**WRITTEN EXERCISE**. Each of the entries should be retyped precisely as it appears.

▼

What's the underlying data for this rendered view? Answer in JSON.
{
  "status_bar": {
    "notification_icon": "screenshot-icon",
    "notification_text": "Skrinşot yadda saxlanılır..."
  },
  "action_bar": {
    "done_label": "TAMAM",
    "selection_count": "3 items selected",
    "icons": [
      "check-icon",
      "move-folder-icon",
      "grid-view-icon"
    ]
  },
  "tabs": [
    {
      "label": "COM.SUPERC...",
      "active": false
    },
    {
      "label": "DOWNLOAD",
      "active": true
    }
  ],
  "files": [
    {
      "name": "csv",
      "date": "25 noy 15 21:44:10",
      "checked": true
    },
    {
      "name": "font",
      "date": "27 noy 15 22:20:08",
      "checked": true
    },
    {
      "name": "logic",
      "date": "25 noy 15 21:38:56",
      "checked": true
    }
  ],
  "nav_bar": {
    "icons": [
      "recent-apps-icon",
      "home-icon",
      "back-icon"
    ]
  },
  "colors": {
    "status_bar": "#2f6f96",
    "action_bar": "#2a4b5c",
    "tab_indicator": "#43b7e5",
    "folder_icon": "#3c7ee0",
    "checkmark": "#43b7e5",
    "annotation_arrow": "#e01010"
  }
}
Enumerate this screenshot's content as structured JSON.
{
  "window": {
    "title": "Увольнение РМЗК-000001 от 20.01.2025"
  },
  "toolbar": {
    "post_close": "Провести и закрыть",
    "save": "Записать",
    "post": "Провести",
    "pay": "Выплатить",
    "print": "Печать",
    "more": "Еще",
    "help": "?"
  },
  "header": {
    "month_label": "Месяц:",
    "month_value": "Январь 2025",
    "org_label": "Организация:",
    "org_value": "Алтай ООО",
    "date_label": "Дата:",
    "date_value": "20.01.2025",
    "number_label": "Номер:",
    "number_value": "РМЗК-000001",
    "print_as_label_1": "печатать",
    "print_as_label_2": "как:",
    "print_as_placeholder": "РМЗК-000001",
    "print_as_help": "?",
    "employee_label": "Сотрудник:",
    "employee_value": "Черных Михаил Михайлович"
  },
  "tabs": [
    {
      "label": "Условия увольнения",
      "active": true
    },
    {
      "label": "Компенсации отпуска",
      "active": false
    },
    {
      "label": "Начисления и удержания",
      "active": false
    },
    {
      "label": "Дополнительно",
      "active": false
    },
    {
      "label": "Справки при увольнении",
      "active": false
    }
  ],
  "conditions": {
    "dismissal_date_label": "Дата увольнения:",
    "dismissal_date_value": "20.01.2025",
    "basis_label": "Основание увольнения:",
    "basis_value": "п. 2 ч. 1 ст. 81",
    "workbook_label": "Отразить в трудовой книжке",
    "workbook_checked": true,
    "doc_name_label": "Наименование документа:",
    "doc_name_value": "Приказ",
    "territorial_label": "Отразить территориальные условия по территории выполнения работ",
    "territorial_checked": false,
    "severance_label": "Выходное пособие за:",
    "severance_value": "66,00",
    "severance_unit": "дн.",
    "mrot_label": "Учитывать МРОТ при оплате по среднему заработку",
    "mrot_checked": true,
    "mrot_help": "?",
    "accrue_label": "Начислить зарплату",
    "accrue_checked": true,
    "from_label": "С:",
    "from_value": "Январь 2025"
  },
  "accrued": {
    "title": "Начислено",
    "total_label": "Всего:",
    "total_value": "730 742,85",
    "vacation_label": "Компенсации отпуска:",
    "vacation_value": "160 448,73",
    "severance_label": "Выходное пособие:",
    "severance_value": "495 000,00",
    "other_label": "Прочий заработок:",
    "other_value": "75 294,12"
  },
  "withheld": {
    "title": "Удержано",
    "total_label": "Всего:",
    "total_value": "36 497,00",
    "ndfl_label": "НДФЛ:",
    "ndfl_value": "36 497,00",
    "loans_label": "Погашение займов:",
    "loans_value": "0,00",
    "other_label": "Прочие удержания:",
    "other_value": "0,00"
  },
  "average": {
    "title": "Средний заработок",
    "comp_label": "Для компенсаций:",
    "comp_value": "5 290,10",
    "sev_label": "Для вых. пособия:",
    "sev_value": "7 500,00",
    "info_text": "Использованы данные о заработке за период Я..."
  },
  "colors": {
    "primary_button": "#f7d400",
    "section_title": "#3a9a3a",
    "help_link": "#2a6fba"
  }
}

▲

**PROBLEM SOLUTION**.
What's the underlying data for this rendered view? Answer in JSON.
{
  "status_bar": {
    "notification_icon": "screenshot-icon",
    "notification_text": "Skrinşot yadda saxlanılır..."
  },
  "action_bar": {
    "done_label": "TAMAM",
    "selection_count": "3 items selected",
    "icons": [
      "check-icon",
      "move-folder-icon",
      "grid-view-icon"
    ]
  },
  "tabs": [
    {
      "label": "COM.SUPERC...",
      "active": false
    },
    {
      "label": "DOWNLOAD",
      "active": true
    }
  ],
  "files": [
    {
      "name": "csv",
      "date": "25 noy 15 21:44:10",
      "checked": true
    },
    {
      "name": "font",
      "date": "27 noy 15 22:20:08",
      "checked": true
    },
    {
      "name": "logic",
      "date": "25 noy 15 21:38:56",
      "checked": true
    }
  ],
  "nav_bar": {
    "icons": [
      "recent-apps-icon",
      "home-icon",
      "back-icon"
    ]
  },
  "colors": {
    "status_bar": "#2f6f96",
    "action_bar": "#2a4b5c",
    "tab_indicator": "#43b7e5",
    "folder_icon": "#3c7ee0",
    "checkmark": "#43b7e5",
    "annotation_arrow": "#e01010"
  }
}
Enumerate this screenshot's content as structured JSON.
{
  "window": {
    "title": "Увольнение РМЗК-000001 от 20.01.2025"
  },
  "toolbar": {
    "post_close": "Провести и закрыть",
    "save": "Записать",
    "post": "Провести",
    "pay": "Выплатить",
    "print": "Печать",
    "more": "Еще",
    "help": "?"
  },
  "header": {
    "month_label": "Месяц:",
    "month_value": "Январь 2025",
    "org_label": "Организация:",
    "org_value": "Алтай ООО",
    "date_label": "Дата:",
    "date_value": "20.01.2025",
    "number_label": "Номер:",
    "number_value": "РМЗК-000001",
    "print_as_label_1": "печатать",
    "print_as_label_2": "как:",
    "print_as_placeholder": "РМЗК-000001",
    "print_as_help": "?",
    "employee_label": "Сотрудник:",
    "employee_value": "Черных Михаил Михайлович"
  },
  "tabs": [
    {
      "label": "Условия увольнения",
      "active": true
    },
    {
      "label": "Компенсации отпуска",
      "active": false
    },
    {
      "label": "Начисления и удержания",
      "active": false
    },
    {
      "label": "Дополнительно",
      "active": false
    },
    {
      "label": "Справки при увольнении",
      "active": false
    }
  ],
  "conditions": {
    "dismissal_date_label": "Дата увольнения:",
    "dismissal_date_value": "20.01.2025",
    "basis_label": "Основание увольнения:",
    "basis_value": "п. 2 ч. 1 ст. 81",
    "workbook_label": "Отразить в трудовой книжке",
    "workbook_checked": true,
    "doc_name_label": "Наименование документа:",
    "doc_name_value": "Приказ",
    "territorial_label": "Отразить территориальные условия по территории выполнения работ",
    "territorial_checked": false,
    "severance_label": "Выходное пособие за:",
    "severance_value": "66,00",
    "severance_unit": "дн.",
    "mrot_label": "Учитывать МРОТ при оплате по среднему заработку",
    "mrot_checked": true,
    "mrot_help": "?",
    "accrue_label": "Начислить зарплату",
    "accrue_checked": true,
    "from_label": "С:",
    "from_value": "Январь 2025"
  },
  "accrued": {
    "title": "Начислено",
    "total_label": "Всего:",
    "total_value": "730 742,85",
    "vacation_label": "Компенсации отпуска:",
    "vacation_value": "160 448,73",
    "severance_label": "Выходное пособие:",
    "severance_value": "495 000,00",
    "other_label": "Прочий заработок:",
    "other_value": "75 294,12"
  },
  "withheld": {
    "title": "Удержано",
    "total_label": "Всего:",
    "total_value": "36 497,00",
    "ndfl_label": "НДФЛ:",
    "ndfl_value": "36 497,00",
    "loans_label": "Погашение займов:",
    "loans_value": "0,00",
    "other_label": "Прочие удержания:",
    "other_value": "0,00"
  },
  "average": {
    "title": "Средний заработок",
    "comp_label": "Для компенсаций:",
    "comp_value": "5 290,10",
    "sev_label": "Для вых. пособия:",
    "sev_value": "7 500,00",
    "info_text": "Использованы данные о заработке за период Я..."
  },
  "colors": {
    "primary_button": "#f7d400",
    "section_title": "#3a9a3a",
    "help_link": "#2a6fba"
  }
}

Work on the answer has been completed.